▶ **GOAL**: Images do not belong in the copy. Retype all the entries below exactly.

▶ **STORED ROWS**:
══════

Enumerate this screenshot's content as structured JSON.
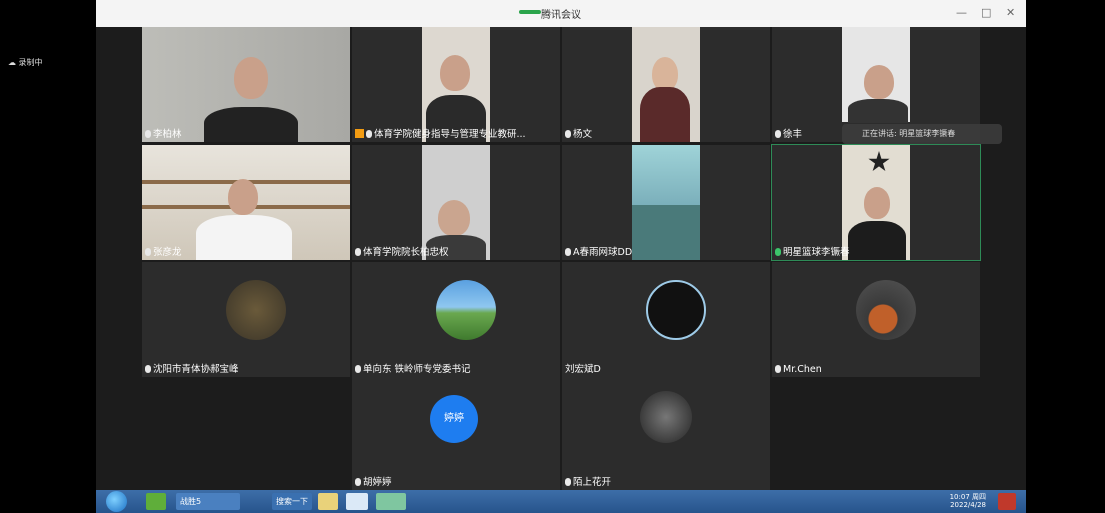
{
  "window": {
    "title": "腾讯会议",
    "minimize": "—",
    "maximize": "ά",
    "close": "✕"
  },
  "status": {
    "recording": "录制中"
  },
  "speaking": "正在讲话: 明星篮球李镢春",
  "participants": [
    {
      "name": "李柏林"
    },
    {
      "name": "体育学院健身指导与管理专业教研..."
    },
    {
      "name": "杨文"
    },
    {
      "name": "徐丰"
    },
    {
      "name": "张彦龙"
    },
    {
      "name": "体育学院院长柏忠权"
    },
    {
      "name": "A春雨网球DD"
    },
    {
      "name": "明星篮球李镢春"
    },
    {
      "name": "沈阳市青体协郝宝峰"
    },
    {
      "name": "单向东 铁岭师专党委书记"
    },
    {
      "name": "刘宏斌D"
    },
    {
      "name": "Mr.Chen"
    },
    {
      "name": "胡婷婷",
      "avatar_text": "婷婷"
    },
    {
      "name": "陌上花开"
    }
  ],
  "taskbar": {
    "items": [
      "战胜5",
      "搜索一下"
    ],
    "clock_time": "10:07 周四",
    "clock_date": "2022/4/28"
  },
  "colors": {
    "accent": "#2aa34a",
    "tile_bg": "#2c2c2c",
    "avatar_blue": "#1e7df0"
  }
}
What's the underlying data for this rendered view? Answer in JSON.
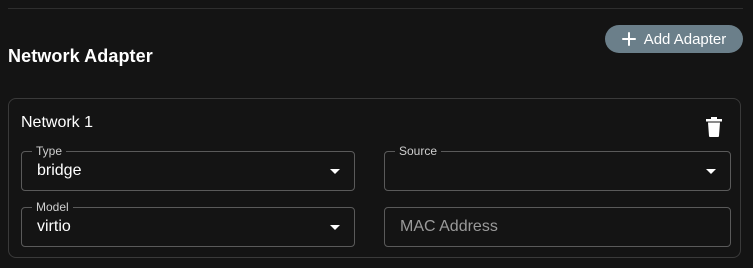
{
  "section": {
    "title": "Network Adapter",
    "add_button_label": "Add Adapter",
    "add_icon": "plus-icon"
  },
  "adapter": {
    "title": "Network 1",
    "delete_icon": "trash-icon",
    "type": {
      "label": "Type",
      "value": "bridge"
    },
    "source": {
      "label": "Source",
      "value": ""
    },
    "model": {
      "label": "Model",
      "value": "virtio"
    },
    "mac": {
      "placeholder": "MAC Address",
      "value": ""
    }
  },
  "colors": {
    "background": "#141414",
    "button": "#6b7f8a",
    "border": "#5a5a5a"
  }
}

══════

▶ **EXERCISE RESULT**:
Enumerate this screenshot's content as structured JSON.
{
  "window": {
    "title": "腾讯会议",
    "minimize": "—",
    "maximize": "ά",
    "close": "✕"
  },
  "status": {
    "recording": "录制中"
  },
  "speaking": "正在讲话: 明星篮球李镢春",
  "participants": [
    {
      "name": "李柏林"
    },
    {
      "name": "体育学院健身指导与管理专业教研..."
    },
    {
      "name": "杨文"
    },
    {
      "name": "徐丰"
    },
    {
      "name": "张彦龙"
    },
    {
      "name": "体育学院院长柏忠权"
    },
    {
      "name": "A春雨网球DD"
    },
    {
      "name": "明星篮球李镢春"
    },
    {
      "name": "沈阳市青体协郝宝峰"
    },
    {
      "name": "单向东 铁岭师专党委书记"
    },
    {
      "name": "刘宏斌D"
    },
    {
      "name": "Mr.Chen"
    },
    {
      "name": "胡婷婷",
      "avatar_text": "婷婷"
    },
    {
      "name": "陌上花开"
    }
  ],
  "taskbar": {
    "items": [
      "战胜5",
      "搜索一下"
    ],
    "clock_time": "10:07 周四",
    "clock_date": "2022/4/28"
  },
  "colors": {
    "accent": "#2aa34a",
    "tile_bg": "#2c2c2c",
    "avatar_blue": "#1e7df0"
  }
}
What's the underlying data for this rendered view? Answer in JSON.
{
  "section": {
    "title": "Network Adapter",
    "add_button_label": "Add Adapter",
    "add_icon": "plus-icon"
  },
  "adapter": {
    "title": "Network 1",
    "delete_icon": "trash-icon",
    "type": {
      "label": "Type",
      "value": "bridge"
    },
    "source": {
      "label": "Source",
      "value": ""
    },
    "model": {
      "label": "Model",
      "value": "virtio"
    },
    "mac": {
      "placeholder": "MAC Address",
      "value": ""
    }
  },
  "colors": {
    "background": "#141414",
    "button": "#6b7f8a",
    "border": "#5a5a5a"
  }
}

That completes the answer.